A block of data:
[START]
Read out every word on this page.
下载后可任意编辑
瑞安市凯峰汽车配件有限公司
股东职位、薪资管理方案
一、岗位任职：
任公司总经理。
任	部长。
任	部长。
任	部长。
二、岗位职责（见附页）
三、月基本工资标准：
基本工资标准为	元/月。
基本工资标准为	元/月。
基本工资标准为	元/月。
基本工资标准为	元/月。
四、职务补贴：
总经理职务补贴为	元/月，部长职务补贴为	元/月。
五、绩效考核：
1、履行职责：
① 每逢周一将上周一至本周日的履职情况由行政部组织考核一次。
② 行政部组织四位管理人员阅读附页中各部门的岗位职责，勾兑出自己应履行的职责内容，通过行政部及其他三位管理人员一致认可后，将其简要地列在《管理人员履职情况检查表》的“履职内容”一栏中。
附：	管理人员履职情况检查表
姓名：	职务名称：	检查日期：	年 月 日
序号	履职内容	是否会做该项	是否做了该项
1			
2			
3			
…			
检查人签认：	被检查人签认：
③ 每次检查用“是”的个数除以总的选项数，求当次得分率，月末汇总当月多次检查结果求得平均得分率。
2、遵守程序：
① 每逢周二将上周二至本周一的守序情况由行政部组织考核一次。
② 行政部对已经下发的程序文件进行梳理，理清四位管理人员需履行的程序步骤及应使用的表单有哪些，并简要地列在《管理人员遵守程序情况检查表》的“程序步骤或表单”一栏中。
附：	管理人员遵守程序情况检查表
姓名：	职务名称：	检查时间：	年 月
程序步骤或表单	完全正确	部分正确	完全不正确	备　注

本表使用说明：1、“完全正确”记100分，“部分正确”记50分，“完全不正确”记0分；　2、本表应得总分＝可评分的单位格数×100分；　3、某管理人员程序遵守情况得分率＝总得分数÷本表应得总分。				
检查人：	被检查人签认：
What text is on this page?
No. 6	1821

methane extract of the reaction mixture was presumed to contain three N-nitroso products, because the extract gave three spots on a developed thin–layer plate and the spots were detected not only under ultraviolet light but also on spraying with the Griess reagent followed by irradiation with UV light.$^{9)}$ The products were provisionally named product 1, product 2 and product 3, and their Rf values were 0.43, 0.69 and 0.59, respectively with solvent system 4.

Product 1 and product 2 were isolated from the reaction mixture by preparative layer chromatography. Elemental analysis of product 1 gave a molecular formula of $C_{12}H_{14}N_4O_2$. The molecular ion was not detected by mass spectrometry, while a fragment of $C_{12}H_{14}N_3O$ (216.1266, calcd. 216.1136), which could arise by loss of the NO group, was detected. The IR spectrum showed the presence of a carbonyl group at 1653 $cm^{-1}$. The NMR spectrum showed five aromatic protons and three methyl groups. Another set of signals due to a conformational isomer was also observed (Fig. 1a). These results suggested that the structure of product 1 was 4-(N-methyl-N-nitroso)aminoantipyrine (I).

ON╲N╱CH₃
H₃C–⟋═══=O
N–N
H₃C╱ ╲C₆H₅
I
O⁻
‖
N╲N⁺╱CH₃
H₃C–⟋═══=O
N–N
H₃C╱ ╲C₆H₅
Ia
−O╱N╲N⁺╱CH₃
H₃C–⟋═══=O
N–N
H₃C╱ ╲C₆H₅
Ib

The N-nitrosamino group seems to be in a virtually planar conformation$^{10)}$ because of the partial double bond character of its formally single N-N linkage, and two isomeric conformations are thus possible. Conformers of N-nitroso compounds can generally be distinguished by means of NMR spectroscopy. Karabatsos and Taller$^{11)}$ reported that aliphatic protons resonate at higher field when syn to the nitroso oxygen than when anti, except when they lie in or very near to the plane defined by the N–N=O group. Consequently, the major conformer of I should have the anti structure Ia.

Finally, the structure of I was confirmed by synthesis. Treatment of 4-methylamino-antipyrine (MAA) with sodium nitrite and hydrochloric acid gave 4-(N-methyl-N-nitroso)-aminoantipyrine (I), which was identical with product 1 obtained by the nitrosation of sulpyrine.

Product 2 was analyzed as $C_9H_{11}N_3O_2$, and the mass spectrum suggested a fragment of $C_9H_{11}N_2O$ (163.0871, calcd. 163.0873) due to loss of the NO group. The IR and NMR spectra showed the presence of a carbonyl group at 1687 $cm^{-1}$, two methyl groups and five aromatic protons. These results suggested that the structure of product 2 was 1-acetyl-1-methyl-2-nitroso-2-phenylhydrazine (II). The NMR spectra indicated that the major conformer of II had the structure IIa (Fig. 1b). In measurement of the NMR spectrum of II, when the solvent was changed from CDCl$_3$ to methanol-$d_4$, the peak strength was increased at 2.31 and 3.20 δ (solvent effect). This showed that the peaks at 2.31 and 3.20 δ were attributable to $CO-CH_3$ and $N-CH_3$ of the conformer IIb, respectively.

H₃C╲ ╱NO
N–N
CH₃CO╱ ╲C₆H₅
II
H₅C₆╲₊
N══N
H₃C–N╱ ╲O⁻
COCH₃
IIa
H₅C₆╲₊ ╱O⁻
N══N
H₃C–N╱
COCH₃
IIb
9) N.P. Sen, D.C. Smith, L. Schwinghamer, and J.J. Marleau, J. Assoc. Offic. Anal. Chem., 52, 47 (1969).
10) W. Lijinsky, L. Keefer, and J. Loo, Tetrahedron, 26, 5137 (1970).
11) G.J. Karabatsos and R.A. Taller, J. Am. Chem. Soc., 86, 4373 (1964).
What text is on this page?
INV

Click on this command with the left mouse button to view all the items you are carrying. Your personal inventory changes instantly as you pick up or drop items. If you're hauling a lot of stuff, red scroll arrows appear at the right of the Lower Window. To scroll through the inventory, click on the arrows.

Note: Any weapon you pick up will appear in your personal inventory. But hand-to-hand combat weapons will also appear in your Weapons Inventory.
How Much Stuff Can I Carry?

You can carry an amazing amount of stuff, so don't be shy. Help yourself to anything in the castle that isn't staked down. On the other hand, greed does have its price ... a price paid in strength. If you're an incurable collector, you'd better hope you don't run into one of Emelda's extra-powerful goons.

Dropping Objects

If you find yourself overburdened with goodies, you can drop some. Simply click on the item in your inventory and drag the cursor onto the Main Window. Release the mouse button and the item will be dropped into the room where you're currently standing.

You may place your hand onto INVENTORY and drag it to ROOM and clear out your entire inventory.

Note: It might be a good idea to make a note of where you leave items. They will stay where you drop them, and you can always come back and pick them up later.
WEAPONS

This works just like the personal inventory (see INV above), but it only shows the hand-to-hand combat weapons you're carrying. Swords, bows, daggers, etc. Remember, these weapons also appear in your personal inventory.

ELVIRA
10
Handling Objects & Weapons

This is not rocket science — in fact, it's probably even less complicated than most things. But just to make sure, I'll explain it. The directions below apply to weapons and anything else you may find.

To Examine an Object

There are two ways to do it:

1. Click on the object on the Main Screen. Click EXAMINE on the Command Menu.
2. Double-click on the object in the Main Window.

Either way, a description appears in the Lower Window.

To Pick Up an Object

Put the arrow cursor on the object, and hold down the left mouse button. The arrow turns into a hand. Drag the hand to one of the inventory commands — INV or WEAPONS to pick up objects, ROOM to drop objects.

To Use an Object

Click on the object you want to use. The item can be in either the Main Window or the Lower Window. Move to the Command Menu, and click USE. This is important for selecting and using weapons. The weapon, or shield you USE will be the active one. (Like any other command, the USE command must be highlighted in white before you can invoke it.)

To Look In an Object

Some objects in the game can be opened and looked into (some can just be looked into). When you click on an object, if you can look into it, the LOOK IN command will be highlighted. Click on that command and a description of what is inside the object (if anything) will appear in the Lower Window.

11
[END]
TASK PROMPT: Write down the full listing again, exactly.

SOLUTION FOR THIS PROBLEM:
Read out every word on this page.
下载后可任意编辑
瑞安市凯峰汽车配件有限公司
股东职位、薪资管理方案
一、岗位任职：
任公司总经理。
任	部长。
任	部长。
任	部长。
二、岗位职责（见附页）
三、月基本工资标准：
基本工资标准为	元/月。
基本工资标准为	元/月。
基本工资标准为	元/月。
基本工资标准为	元/月。
四、职务补贴：
总经理职务补贴为	元/月，部长职务补贴为	元/月。
五、绩效考核：
1、履行职责：
① 每逢周一将上周一至本周日的履职情况由行政部组织考核一次。
② 行政部组织四位管理人员阅读附页中各部门的岗位职责，勾兑出自己应履行的职责内容，通过行政部及其他三位管理人员一致认可后，将其简要地列在《管理人员履职情况检查表》的“履职内容”一栏中。
附：	管理人员履职情况检查表
姓名：	职务名称：	检查日期：	年 月 日
序号	履职内容	是否会做该项	是否做了该项
1			
2			
3			
…			
检查人签认：	被检查人签认：
③ 每次检查用“是”的个数除以总的选项数，求当次得分率，月末汇总当月多次检查结果求得平均得分率。
2、遵守程序：
① 每逢周二将上周二至本周一的守序情况由行政部组织考核一次。
② 行政部对已经下发的程序文件进行梳理，理清四位管理人员需履行的程序步骤及应使用的表单有哪些，并简要地列在《管理人员遵守程序情况检查表》的“程序步骤或表单”一栏中。
附：	管理人员遵守程序情况检查表
姓名：	职务名称：	检查时间：	年 月
程序步骤或表单	完全正确	部分正确	完全不正确	备　注

本表使用说明：1、“完全正确”记100分，“部分正确”记50分，“完全不正确”记0分；　2、本表应得总分＝可评分的单位格数×100分；　3、某管理人员程序遵守情况得分率＝总得分数÷本表应得总分。				
检查人：	被检查人签认：
What text is on this page?
No. 6	1821

methane extract of the reaction mixture was presumed to contain three N-nitroso products, because the extract gave three spots on a developed thin–layer plate and the spots were detected not only under ultraviolet light but also on spraying with the Griess reagent followed by irradiation with UV light.$^{9)}$ The products were provisionally named product 1, product 2 and product 3, and their Rf values were 0.43, 0.69 and 0.59, respectively with solvent system 4.

Product 1 and product 2 were isolated from the reaction mixture by preparative layer chromatography. Elemental analysis of product 1 gave a molecular formula of $C_{12}H_{14}N_4O_2$. The molecular ion was not detected by mass spectrometry, while a fragment of $C_{12}H_{14}N_3O$ (216.1266, calcd. 216.1136), which could arise by loss of the NO group, was detected. The IR spectrum showed the presence of a carbonyl group at 1653 $cm^{-1}$. The NMR spectrum showed five aromatic protons and three methyl groups. Another set of signals due to a conformational isomer was also observed (Fig. 1a). These results suggested that the structure of product 1 was 4-(N-methyl-N-nitroso)aminoantipyrine (I).

ON╲N╱CH₃
H₃C–⟋═══=O
N–N
H₃C╱ ╲C₆H₅
I
O⁻
‖
N╲N⁺╱CH₃
H₃C–⟋═══=O
N–N
H₃C╱ ╲C₆H₅
Ia
−O╱N╲N⁺╱CH₃
H₃C–⟋═══=O
N–N
H₃C╱ ╲C₆H₅
Ib

The N-nitrosamino group seems to be in a virtually planar conformation$^{10)}$ because of the partial double bond character of its formally single N-N linkage, and two isomeric conformations are thus possible. Conformers of N-nitroso compounds can generally be distinguished by means of NMR spectroscopy. Karabatsos and Taller$^{11)}$ reported that aliphatic protons resonate at higher field when syn to the nitroso oxygen than when anti, except when they lie in or very near to the plane defined by the N–N=O group. Consequently, the major conformer of I should have the anti structure Ia.

Finally, the structure of I was confirmed by synthesis. Treatment of 4-methylamino-antipyrine (MAA) with sodium nitrite and hydrochloric acid gave 4-(N-methyl-N-nitroso)-aminoantipyrine (I), which was identical with product 1 obtained by the nitrosation of sulpyrine.

Product 2 was analyzed as $C_9H_{11}N_3O_2$, and the mass spectrum suggested a fragment of $C_9H_{11}N_2O$ (163.0871, calcd. 163.0873) due to loss of the NO group. The IR and NMR spectra showed the presence of a carbonyl group at 1687 $cm^{-1}$, two methyl groups and five aromatic protons. These results suggested that the structure of product 2 was 1-acetyl-1-methyl-2-nitroso-2-phenylhydrazine (II). The NMR spectra indicated that the major conformer of II had the structure IIa (Fig. 1b). In measurement of the NMR spectrum of II, when the solvent was changed from CDCl$_3$ to methanol-$d_4$, the peak strength was increased at 2.31 and 3.20 δ (solvent effect). This showed that the peaks at 2.31 and 3.20 δ were attributable to $CO-CH_3$ and $N-CH_3$ of the conformer IIb, respectively.

H₃C╲ ╱NO
N–N
CH₃CO╱ ╲C₆H₅
II
H₅C₆╲₊
N══N
H₃C–N╱ ╲O⁻
COCH₃
IIa
H₅C₆╲₊ ╱O⁻
N══N
H₃C–N╱
COCH₃
IIb
9) N.P. Sen, D.C. Smith, L. Schwinghamer, and J.J. Marleau, J. Assoc. Offic. Anal. Chem., 52, 47 (1969).
10) W. Lijinsky, L. Keefer, and J. Loo, Tetrahedron, 26, 5137 (1970).
11) G.J. Karabatsos and R.A. Taller, J. Am. Chem. Soc., 86, 4373 (1964).
What text is on this page?
INV

Click on this command with the left mouse button to view all the items you are carrying. Your personal inventory changes instantly as you pick up or drop items. If you're hauling a lot of stuff, red scroll arrows appear at the right of the Lower Window. To scroll through the inventory, click on the arrows.

Note: Any weapon you pick up will appear in your personal inventory. But hand-to-hand combat weapons will also appear in your Weapons Inventory.
How Much Stuff Can I Carry?

You can carry an amazing amount of stuff, so don't be shy. Help yourself to anything in the castle that isn't staked down. On the other hand, greed does have its price ... a price paid in strength. If you're an incurable collector, you'd better hope you don't run into one of Emelda's extra-powerful goons.

Dropping Objects

If you find yourself overburdened with goodies, you can drop some. Simply click on the item in your inventory and drag the cursor onto the Main Window. Release the mouse button and the item will be dropped into the room where you're currently standing.

You may place your hand onto INVENTORY and drag it to ROOM and clear out your entire inventory.

Note: It might be a good idea to make a note of where you leave items. They will stay where you drop them, and you can always come back and pick them up later.
WEAPONS

This works just like the personal inventory (see INV above), but it only shows the hand-to-hand combat weapons you're carrying. Swords, bows, daggers, etc. Remember, these weapons also appear in your personal inventory.

ELVIRA
10
Handling Objects & Weapons

This is not rocket science — in fact, it's probably even less complicated than most things. But just to make sure, I'll explain it. The directions below apply to weapons and anything else you may find.

To Examine an Object

There are two ways to do it:

1. Click on the object on the Main Screen. Click EXAMINE on the Command Menu.
2. Double-click on the object in the Main Window.

Either way, a description appears in the Lower Window.

To Pick Up an Object

Put the arrow cursor on the object, and hold down the left mouse button. The arrow turns into a hand. Drag the hand to one of the inventory commands — INV or WEAPONS to pick up objects, ROOM to drop objects.

To Use an Object

Click on the object you want to use. The item can be in either the Main Window or the Lower Window. Move to the Command Menu, and click USE. This is important for selecting and using weapons. The weapon, or shield you USE will be the active one. (Like any other command, the USE command must be highlighted in white before you can invoke it.)

To Look In an Object

Some objects in the game can be opened and looked into (some can just be looked into). When you click on an object, if you can look into it, the LOOK IN command will be highlighted. Click on that command and a description of what is inside the object (if anything) will appear in the Lower Window.

11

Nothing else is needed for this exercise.